Rusya yolculuğu öncesindeki okumaları anlatan yazıyı, son cümlesinin ardından aynı üslupla sürdürün.
──────── Belge alıntısı ────────
Gideceğimiz yer Rusya olunca araştıracak okunacak çok şey var. Gitmeden önce insan Paris çok romantik zanneder. Köprülerde iç gıcıklayan Fransızca şarkılar çalmaz, puantiyeli elbisesi ile bisikletin önüne oturmuş kızlar göremezsiniz. Yemekler pahalı, garsonlarda suratsızdır ve size jest filan yapıp masanıza mum koymazlar. Bütün bunlar filmlerde olur. Gidince göreceğiniz koşuşturan insanlar olacak o kadar. Yerlisi turisti herkes bir yerlere yetişme derdinde. Paris’ i gömme yazısı gibi bir giriş oldu farkındayım ama bütün bunlara rağmen Paris güzeldir.
İşte Moskova’ da tüm bildiğimiz ezberleri bozabilir, daha fazlası olup şaşırtabilir de, gidince göreceğiz artık…
Ama kesin olan bir şey var ki o da Rusya çok büyük bir ülke. Büyüklüğü sadece haritada kapladığı alan değil tabii ki. Güçlü duruşları, güçlü geçmişlerinden kaynaklanıyor.
Bizim çocukluğumuzda dünyada iki dev ülke vardı. S.S.C.B ve Amerika ! ( Şimdi gençler belki Rusya’ya S.S.C.B dendiğini bile bilmezler) . İkisi arasında amansız bir yarış vardı. Sidik yarıştırır gibi uzaya mekik göndermeler mi istersiniz, olimpiyatlarda madalya sayısı yarıştırmak mı dersiniz. Bunların hepsini izledik ve biz sıradan insanların hiç haberdar olmadığı bir çok şey yaşandı iki güç arasında. Rusya bizim gözümüzde sadece girilmez, girildi mi de çıkılmaz bir ülkeydi.
Yıllarca kapalı kutuydu resmen ve ben araştırırken okuyorum, okuyorum okudukça şaşırıyorum. Sonra neler yaşıyorum bir bilseniz acırsınız halime. Korkunç İvan gözümün önünde birinin kafasını kesiyor, Yekaterina sarayda entrika peşinde, Delipetro var ondan korkuyorum resmen. KGB ajanları, askerler ip gibi dizilmiş tabur tabur önümüzden geçecek sanıyorum.
──────── Verilen bilgiler ────────
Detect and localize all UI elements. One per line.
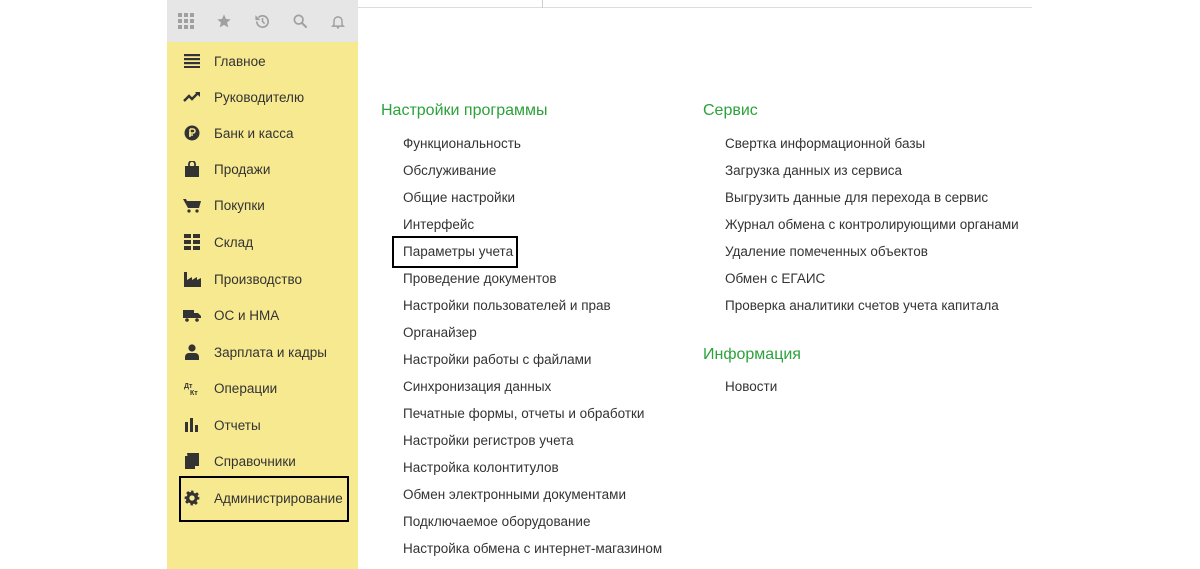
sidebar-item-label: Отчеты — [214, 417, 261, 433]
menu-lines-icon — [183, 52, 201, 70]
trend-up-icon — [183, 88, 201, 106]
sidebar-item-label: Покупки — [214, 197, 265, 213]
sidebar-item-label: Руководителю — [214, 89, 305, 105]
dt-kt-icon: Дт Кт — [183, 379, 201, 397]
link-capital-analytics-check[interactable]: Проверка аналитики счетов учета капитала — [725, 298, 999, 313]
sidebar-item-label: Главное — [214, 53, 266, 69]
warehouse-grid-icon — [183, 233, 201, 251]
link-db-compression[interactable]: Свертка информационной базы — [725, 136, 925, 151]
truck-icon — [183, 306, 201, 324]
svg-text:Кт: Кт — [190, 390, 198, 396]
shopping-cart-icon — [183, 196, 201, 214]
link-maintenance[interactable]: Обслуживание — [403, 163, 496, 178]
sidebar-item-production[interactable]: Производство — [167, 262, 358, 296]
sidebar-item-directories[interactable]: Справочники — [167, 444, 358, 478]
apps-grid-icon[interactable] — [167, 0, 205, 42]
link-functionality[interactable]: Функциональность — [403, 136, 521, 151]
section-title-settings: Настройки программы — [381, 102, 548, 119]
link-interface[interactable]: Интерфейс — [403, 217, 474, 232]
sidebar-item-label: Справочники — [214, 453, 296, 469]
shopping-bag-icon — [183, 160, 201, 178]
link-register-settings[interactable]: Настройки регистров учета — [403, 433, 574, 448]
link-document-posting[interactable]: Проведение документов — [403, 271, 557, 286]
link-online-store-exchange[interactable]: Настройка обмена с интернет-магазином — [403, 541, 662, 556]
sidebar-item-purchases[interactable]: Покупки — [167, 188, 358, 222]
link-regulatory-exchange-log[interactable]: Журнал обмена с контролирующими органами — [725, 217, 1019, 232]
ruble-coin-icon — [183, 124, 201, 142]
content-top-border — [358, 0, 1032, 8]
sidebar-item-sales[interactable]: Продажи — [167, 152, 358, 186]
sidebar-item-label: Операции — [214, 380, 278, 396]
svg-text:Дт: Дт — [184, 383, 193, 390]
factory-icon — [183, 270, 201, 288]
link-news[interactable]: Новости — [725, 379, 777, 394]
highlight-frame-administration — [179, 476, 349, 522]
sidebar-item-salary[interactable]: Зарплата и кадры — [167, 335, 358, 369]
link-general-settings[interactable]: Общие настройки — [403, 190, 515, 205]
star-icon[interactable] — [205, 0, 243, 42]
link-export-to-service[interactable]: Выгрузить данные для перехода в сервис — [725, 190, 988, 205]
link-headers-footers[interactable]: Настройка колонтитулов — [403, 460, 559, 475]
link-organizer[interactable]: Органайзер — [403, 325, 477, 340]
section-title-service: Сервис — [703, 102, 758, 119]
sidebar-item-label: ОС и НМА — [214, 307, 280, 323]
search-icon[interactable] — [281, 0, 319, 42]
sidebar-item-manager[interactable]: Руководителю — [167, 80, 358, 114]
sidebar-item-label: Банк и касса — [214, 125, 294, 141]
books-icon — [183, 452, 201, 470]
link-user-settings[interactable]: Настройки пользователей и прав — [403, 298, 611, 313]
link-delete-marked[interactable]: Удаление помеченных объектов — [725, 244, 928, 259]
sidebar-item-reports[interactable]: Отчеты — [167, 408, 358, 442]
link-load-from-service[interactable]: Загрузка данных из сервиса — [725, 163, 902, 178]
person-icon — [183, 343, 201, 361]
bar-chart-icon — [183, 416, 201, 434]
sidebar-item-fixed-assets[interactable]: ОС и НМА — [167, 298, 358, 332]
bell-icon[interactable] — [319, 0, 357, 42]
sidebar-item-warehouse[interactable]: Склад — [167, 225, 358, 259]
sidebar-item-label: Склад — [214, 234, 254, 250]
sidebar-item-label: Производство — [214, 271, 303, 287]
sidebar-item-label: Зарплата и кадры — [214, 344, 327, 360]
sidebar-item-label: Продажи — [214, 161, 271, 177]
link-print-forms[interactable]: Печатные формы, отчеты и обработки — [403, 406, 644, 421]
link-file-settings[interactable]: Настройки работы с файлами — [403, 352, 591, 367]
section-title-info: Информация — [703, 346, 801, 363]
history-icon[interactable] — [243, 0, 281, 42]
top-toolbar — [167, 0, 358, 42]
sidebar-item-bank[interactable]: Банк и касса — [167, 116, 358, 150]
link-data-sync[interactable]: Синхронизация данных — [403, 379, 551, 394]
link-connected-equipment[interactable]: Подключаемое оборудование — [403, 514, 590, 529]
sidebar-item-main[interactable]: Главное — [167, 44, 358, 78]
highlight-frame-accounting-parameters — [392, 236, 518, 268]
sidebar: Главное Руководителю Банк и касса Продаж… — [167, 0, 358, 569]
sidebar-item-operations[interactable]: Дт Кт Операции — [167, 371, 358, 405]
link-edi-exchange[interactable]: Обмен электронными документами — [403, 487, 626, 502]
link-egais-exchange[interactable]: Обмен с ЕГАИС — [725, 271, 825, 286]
────────
• Yazılı yanıt
Bir yandan Kızılordu korosu kalinkayı söylüyor filan… Kendimi dipsiz kuyulara düşmüş Alice gibi hissediyorum. Düştüğüm delikte; Ne savaşlar barışlar, ne beyaz geceler‘ de yaşayan babalar ve oğullar görüyorum orda bir bilseniz…
Üşüyorum bir palto giymek ve Anna Karanina nın karşısında öylece durmak istiyorum, yanımda Yüzbaşının Kızı ile…
Visne Bahçesi’nde gezmek serbest ! Hem “merak etmeyin ne suç ne ceza bu ” diyor biri, Raskolnikof mu o??
Belli mi olur belki Karamazof Kardeşler’ e rastlarım dolaşırken ya da Budala birine…
Martı‘ lar Vanya Dayı’ nın tepesinde uçarken; Ölü canlar’ dan bir ses duyuluyor;
– “İtiraflarım “ mı dedi biri?
Ne anlatıyor bu dediğinizi duyar gibiyim. Boşverin Bir Delinin Hatıra defteri bu!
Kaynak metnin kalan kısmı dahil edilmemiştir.